Layout element entries:
───

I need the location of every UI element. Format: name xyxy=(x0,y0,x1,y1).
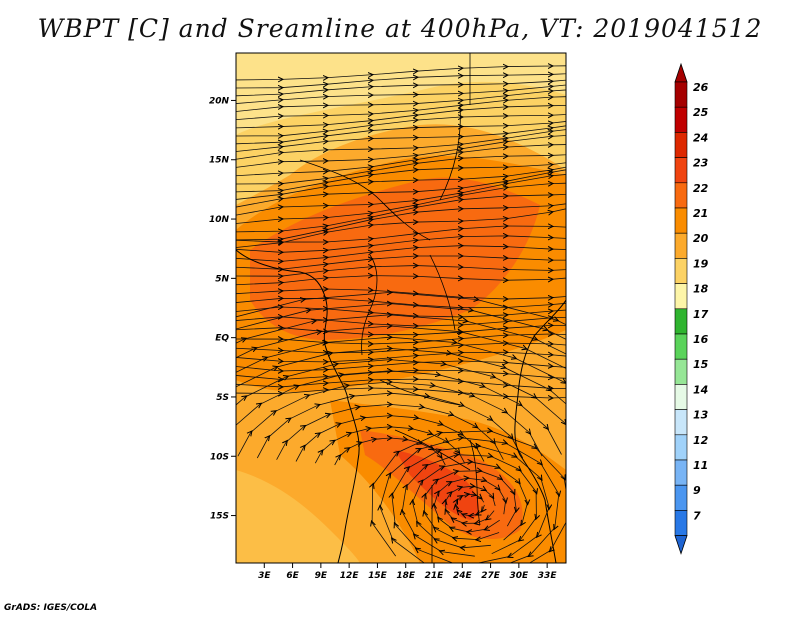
colorbar-label: 21 xyxy=(693,207,708,220)
colorbar-label: 19 xyxy=(693,257,709,270)
colorbar-label: 17 xyxy=(693,308,709,321)
lon-tick-label: 21E xyxy=(425,571,445,581)
colorbar-swatch xyxy=(674,232,688,259)
colorbar-top-arrow xyxy=(674,62,688,83)
colorbar-swatch xyxy=(674,384,688,410)
lat-tick-label: 10N xyxy=(209,215,230,225)
colorbar-swatch xyxy=(674,358,688,385)
colorbar-label: 16 xyxy=(693,333,709,346)
colorbar-label: 13 xyxy=(693,409,709,422)
colorbar-label: 9 xyxy=(693,484,701,497)
lat-tick-label: 15N xyxy=(209,156,230,166)
colorbar-label: 22 xyxy=(693,182,709,195)
colorbar-label: 7 xyxy=(693,509,701,522)
coastlines xyxy=(236,53,566,563)
lon-tick-label: 15E xyxy=(368,571,388,581)
colorbar-swatch xyxy=(674,409,688,436)
lon-tick-label: 18E xyxy=(396,571,416,581)
streamline xyxy=(236,292,566,442)
streamline xyxy=(236,276,566,285)
map-frame xyxy=(235,52,567,564)
streamlines xyxy=(236,65,566,563)
colorbar-swatch xyxy=(674,157,688,184)
colorbar-swatch xyxy=(674,258,688,284)
colorbar-swatch xyxy=(674,207,688,234)
colorbar-swatch xyxy=(674,308,688,335)
wbpt-field-19-5 xyxy=(236,470,360,563)
lon-tick-label: 24E xyxy=(453,571,473,581)
lat-tick-label: 5N xyxy=(215,274,229,284)
colorbar-label: 20 xyxy=(693,232,709,245)
colorbar-label: 11 xyxy=(693,459,708,472)
colorbar-label: 15 xyxy=(693,358,709,371)
colorbar-swatch xyxy=(674,459,688,486)
colorbar-swatch xyxy=(674,510,688,536)
colorbar-swatch xyxy=(674,182,688,209)
colorbar-bottom-arrow xyxy=(674,535,688,555)
lat-tick-label: 10S xyxy=(210,452,229,462)
map-title: WBPT [C] and Sreamline at 400hPa, VT: 20… xyxy=(37,14,763,43)
colorbar-swatch xyxy=(674,132,688,158)
colorbar-label: 24 xyxy=(693,131,708,144)
colorbar-label: 25 xyxy=(693,106,709,119)
colorbar-label: 26 xyxy=(693,81,709,94)
lon-tick-label: 3E xyxy=(258,571,271,581)
colorbar-label: 14 xyxy=(693,383,708,396)
colorbar-swatch xyxy=(674,81,688,108)
colorbar-label: 23 xyxy=(693,157,709,170)
credit-text: GrADS: IGES/COLA xyxy=(4,603,98,613)
colorbar-label: 18 xyxy=(693,283,709,296)
lat-tick-label: EQ xyxy=(215,334,229,344)
lon-tick-label: 30E xyxy=(510,571,530,581)
colorbar-swatch xyxy=(674,333,688,360)
colorbar-swatch xyxy=(674,434,688,461)
lon-tick-label: 27E xyxy=(481,571,501,581)
colorbar-swatch xyxy=(674,283,688,310)
lon-tick-label: 9E xyxy=(315,571,328,581)
map-axes: 20N 15N 10N 5N EQ 5S 10S 15S 3E 6E 9E 12E 15E 18E 21E 2… xyxy=(209,96,557,581)
lon-tick-label: 6E xyxy=(286,571,299,581)
lat-tick-label: 5S xyxy=(216,393,229,403)
colorbar-swatch xyxy=(674,484,688,511)
lat-tick-label: 15S xyxy=(210,512,229,522)
colorbar-swatch xyxy=(674,106,688,133)
colorbar-label: 12 xyxy=(693,434,709,447)
map-area xyxy=(236,53,566,563)
lat-tick-label: 20N xyxy=(209,96,230,106)
colorbar: 26 25 24 23 22 21 20 19 18 17 16 15 14 13 12 11 9 7 xyxy=(674,62,709,555)
lon-tick-label: 33E xyxy=(538,571,558,581)
streamline xyxy=(372,431,566,563)
lon-tick-label: 12E xyxy=(340,571,360,581)
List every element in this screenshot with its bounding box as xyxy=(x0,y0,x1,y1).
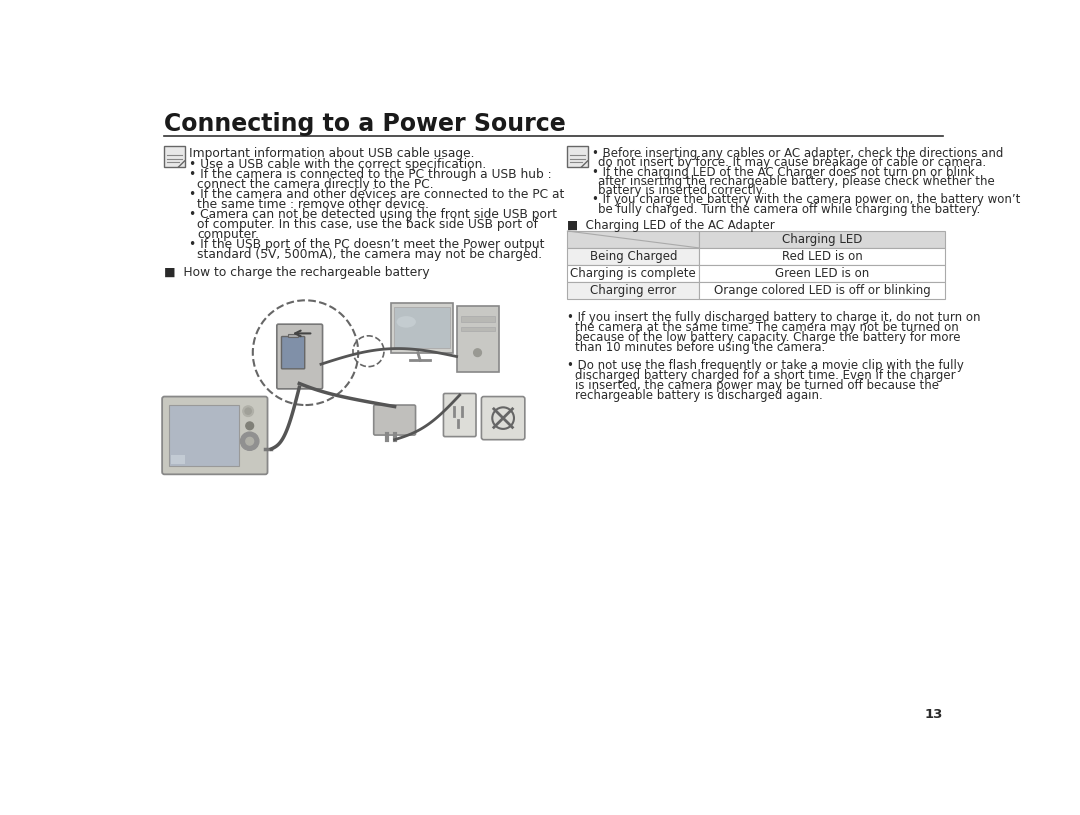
Text: • Camera can not be detected using the front side USB port: • Camera can not be detected using the f… xyxy=(189,208,557,221)
Text: • Before inserting any cables or AC adapter, check the directions and: • Before inserting any cables or AC adap… xyxy=(592,147,1003,160)
Text: Charging error: Charging error xyxy=(590,284,676,297)
Bar xyxy=(460,315,496,322)
Bar xyxy=(699,231,945,248)
Bar xyxy=(567,282,699,299)
Text: • Do not use the flash frequently or take a movie clip with the fully: • Do not use the flash frequently or tak… xyxy=(567,359,964,372)
Text: Red LED is on: Red LED is on xyxy=(782,250,863,263)
Bar xyxy=(288,334,298,337)
Text: because of the low battery capacity. Charge the battery for more: because of the low battery capacity. Cha… xyxy=(576,331,961,344)
Bar xyxy=(567,265,699,282)
Circle shape xyxy=(246,438,254,445)
Text: the camera at the same time. The camera may not be turned on: the camera at the same time. The camera … xyxy=(576,321,959,334)
Text: standard (5V, 500mA), the camera may not be charged.: standard (5V, 500mA), the camera may not… xyxy=(197,248,542,261)
Text: • If you insert the fully discharged battery to charge it, do not turn on: • If you insert the fully discharged bat… xyxy=(567,311,981,324)
Text: be fully charged. Turn the camera off while charging the battery.: be fully charged. Turn the camera off wh… xyxy=(598,202,981,215)
Text: 13: 13 xyxy=(924,707,943,720)
Bar xyxy=(170,405,239,466)
Text: • If the USB port of the PC doesn’t meet the Power output: • If the USB port of the PC doesn’t meet… xyxy=(189,238,544,251)
FancyBboxPatch shape xyxy=(457,306,499,372)
Text: after inserting the rechargeable battery, please check whether the: after inserting the rechargeable battery… xyxy=(598,174,995,187)
Text: the same time : remove other device.: the same time : remove other device. xyxy=(197,198,429,211)
FancyBboxPatch shape xyxy=(444,394,476,437)
FancyBboxPatch shape xyxy=(164,146,185,167)
Text: Being Charged: Being Charged xyxy=(590,250,677,263)
Text: connect the camera directly to the PC.: connect the camera directly to the PC. xyxy=(197,178,434,191)
Bar xyxy=(699,265,945,282)
Text: • If the charging LED of the AC Charger does not turn on or blink: • If the charging LED of the AC Charger … xyxy=(592,165,975,178)
Bar xyxy=(567,248,699,265)
Circle shape xyxy=(241,432,259,451)
Text: battery is inserted correctly.: battery is inserted correctly. xyxy=(598,184,766,197)
Text: Green LED is on: Green LED is on xyxy=(775,267,869,280)
Text: rechargeable battery is discharged again.: rechargeable battery is discharged again… xyxy=(576,389,823,402)
Text: Orange colored LED is off or blinking: Orange colored LED is off or blinking xyxy=(714,284,930,297)
Text: of computer. In this case, use the back side USB port of: of computer. In this case, use the back … xyxy=(197,218,538,231)
Text: • If the camera is connected to the PC through a USB hub :: • If the camera is connected to the PC t… xyxy=(189,168,552,181)
Circle shape xyxy=(474,349,482,356)
Ellipse shape xyxy=(396,316,416,328)
Text: Connecting to a Power Source: Connecting to a Power Source xyxy=(164,112,566,135)
Text: Charging is complete: Charging is complete xyxy=(570,267,697,280)
Text: is inserted, the camera power may be turned off because the: is inserted, the camera power may be tur… xyxy=(576,379,940,392)
Circle shape xyxy=(245,408,252,414)
Text: • Use a USB cable with the correct specification.: • Use a USB cable with the correct speci… xyxy=(189,158,486,171)
Text: than 10 minutes before using the camera.: than 10 minutes before using the camera. xyxy=(576,341,825,355)
Circle shape xyxy=(246,422,254,430)
FancyBboxPatch shape xyxy=(282,337,305,369)
FancyBboxPatch shape xyxy=(162,397,268,474)
Bar xyxy=(567,231,699,248)
FancyBboxPatch shape xyxy=(374,405,416,435)
FancyBboxPatch shape xyxy=(391,302,453,353)
FancyBboxPatch shape xyxy=(482,397,525,439)
Circle shape xyxy=(243,406,254,416)
Text: • If the camera and other devices are connected to the PC at: • If the camera and other devices are co… xyxy=(189,188,565,200)
Text: • If you charge the battery with the camera power on, the battery won’t: • If you charge the battery with the cam… xyxy=(592,193,1021,206)
FancyBboxPatch shape xyxy=(567,146,588,167)
Bar xyxy=(460,328,496,331)
Text: Charging LED: Charging LED xyxy=(782,233,862,246)
Text: computer.: computer. xyxy=(197,228,259,241)
Text: ■  How to charge the rechargeable battery: ■ How to charge the rechargeable battery xyxy=(164,266,430,279)
Bar xyxy=(699,248,945,265)
FancyBboxPatch shape xyxy=(276,324,323,389)
Text: discharged battery charged for a short time. Even if the charger: discharged battery charged for a short t… xyxy=(576,369,956,382)
Text: Important information about USB cable usage.: Important information about USB cable us… xyxy=(189,147,475,160)
Text: ■  Charging LED of the AC Adapter: ■ Charging LED of the AC Adapter xyxy=(567,219,775,232)
Text: do not insert by force. It may cause breakage of cable or camera.: do not insert by force. It may cause bre… xyxy=(598,156,986,170)
Bar xyxy=(699,282,945,299)
Bar xyxy=(171,455,185,465)
Bar xyxy=(394,307,449,348)
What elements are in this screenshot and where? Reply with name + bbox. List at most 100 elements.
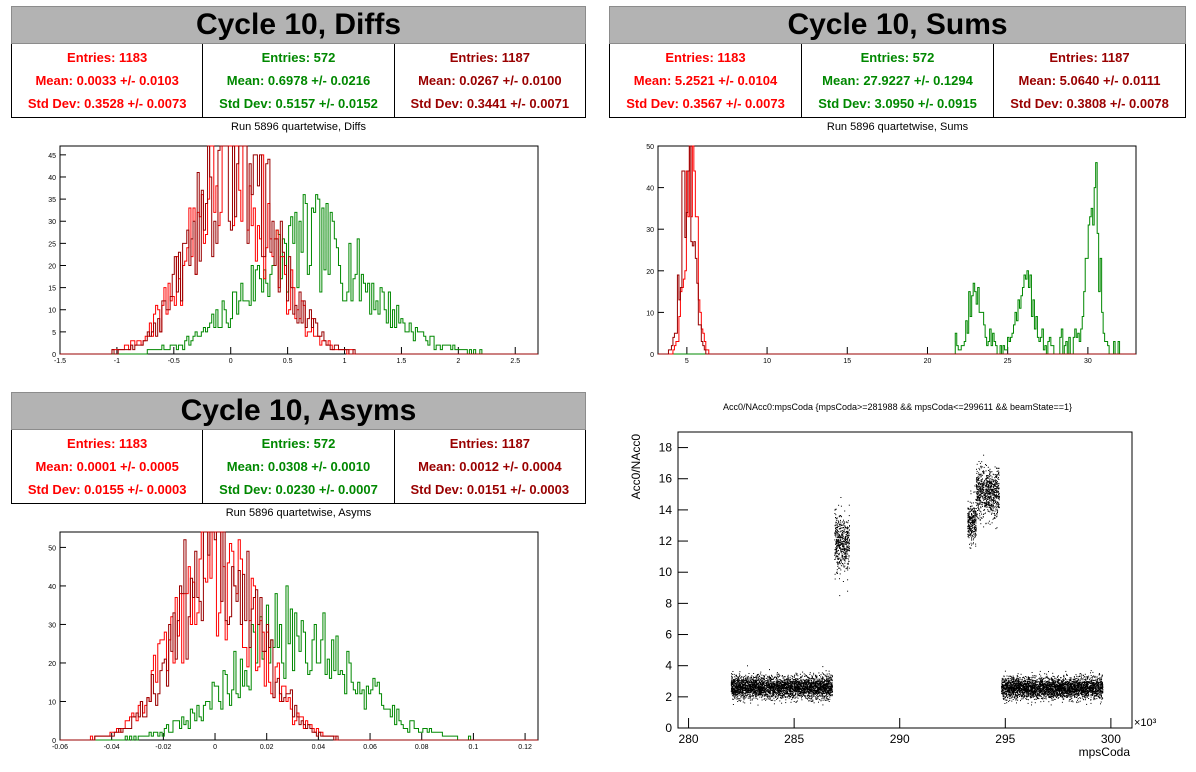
scatter-point: [733, 685, 734, 686]
scatter-point: [839, 567, 841, 569]
scatter-point: [784, 676, 786, 678]
scatter-point: [975, 534, 977, 536]
scatter-point: [775, 695, 777, 697]
scatter-point: [976, 468, 977, 470]
scatter-point: [976, 470, 978, 472]
scatter-point: [787, 685, 789, 687]
scatter-point: [732, 699, 734, 700]
scatter-point: [818, 678, 820, 680]
scatter-point: [812, 699, 814, 701]
scatter-point: [995, 488, 997, 490]
scatter-point: [749, 685, 750, 687]
scatter-point: [731, 678, 733, 680]
scatter-point: [971, 521, 973, 523]
scatter-point: [757, 674, 758, 676]
scatter-point: [837, 561, 839, 563]
scatter-point: [803, 692, 805, 694]
scatter-point: [985, 495, 987, 497]
scatter-point: [970, 516, 972, 518]
scatter-point: [841, 555, 843, 557]
scatter-point: [831, 684, 833, 686]
scatter-point: [736, 695, 738, 697]
scatter-point: [989, 478, 991, 480]
scatter-point: [783, 684, 785, 686]
scatter-point: [799, 695, 801, 697]
scatter-point: [826, 681, 828, 683]
scatter-point: [969, 508, 971, 510]
scatter-point: [990, 475, 992, 477]
scatter-point: [766, 685, 768, 687]
scatter-point: [972, 509, 974, 510]
scatter-point: [744, 693, 746, 695]
scatter-point: [730, 690, 732, 692]
scatter-point: [972, 510, 974, 512]
scatter-point: [996, 497, 997, 499]
scatter-point: [769, 686, 771, 688]
scatter-point: [763, 686, 765, 688]
scatter-point: [820, 682, 821, 683]
scatter-point: [785, 687, 786, 688]
scatter-point: [823, 695, 825, 697]
scatter-point: [787, 689, 789, 691]
scatter-point: [732, 686, 734, 688]
scatter-point: [798, 688, 800, 690]
scatter-point: [981, 489, 983, 491]
scatter-point: [845, 541, 847, 543]
scatter-point: [967, 515, 969, 517]
scatter-point: [983, 471, 985, 472]
scatter-point: [747, 689, 749, 690]
scatter-point: [806, 686, 808, 688]
scatter-point: [777, 685, 779, 686]
scatter-point: [753, 686, 755, 688]
scatter-point: [749, 690, 751, 692]
scatter-point: [768, 683, 770, 685]
scatter-point: [790, 691, 792, 693]
scatter-point: [775, 685, 777, 687]
scatter-point: [809, 691, 811, 693]
stat-mean: Mean: 0.6978 +/- 0.0216: [226, 73, 371, 88]
scatter-point: [978, 483, 979, 485]
scatter-point: [777, 676, 779, 678]
scatter-point: [809, 687, 811, 689]
scatter-point: [792, 689, 794, 691]
scatter-point: [826, 684, 828, 686]
scatter-point: [804, 680, 806, 682]
asyms-title: Cycle 10, Asyms: [11, 392, 586, 430]
scatter-point: [845, 548, 847, 550]
scatter-point: [770, 678, 772, 679]
scatter-point: [763, 675, 765, 677]
scatter-point: [845, 521, 847, 523]
scatter-point: [980, 499, 982, 501]
scatter-point: [990, 483, 991, 485]
scatter-point: [789, 692, 791, 694]
scatter-point: [746, 695, 748, 697]
scatter-point: [840, 539, 841, 541]
scatter-point: [811, 675, 813, 677]
scatter-point: [830, 679, 832, 681]
scatter-point: [758, 692, 760, 694]
scatter-point: [996, 527, 998, 529]
scatter-point: [779, 688, 781, 690]
scatter-point: [840, 505, 842, 507]
scatter-point: [972, 522, 973, 524]
scatter-point: [969, 516, 971, 518]
scatter-point: [739, 685, 741, 687]
scatter-point: [755, 680, 757, 682]
scatter-point: [978, 489, 980, 491]
scatter-point: [737, 698, 739, 700]
scatter-point: [754, 689, 756, 690]
scatter-point: [772, 688, 774, 690]
scatter-point: [975, 517, 977, 519]
scatter-point: [803, 695, 805, 696]
scatter-point: [846, 552, 848, 554]
scatter-point: [847, 562, 849, 564]
scatter-point: [789, 689, 790, 691]
scatter-point: [785, 679, 787, 681]
scatter-point: [748, 691, 749, 693]
scatter-point: [741, 682, 743, 684]
scatter-point: [739, 674, 741, 676]
scatter-point: [974, 520, 976, 522]
scatter-point: [787, 690, 789, 692]
scatter-point: [998, 485, 1000, 486]
scatter-point: [840, 563, 842, 565]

───

Given exercise:
Pull out each line of the data above that contains the word "inserting", and copy every such line in full.

Final answer:
Text: • Before inserting any cables or AC adapter, check the directions and: • Before inserting any cables or AC adap… xyxy=(592,147,1003,160)
Text: after inserting the rechargeable battery, please check whether the: after inserting the rechargeable battery… xyxy=(598,174,995,187)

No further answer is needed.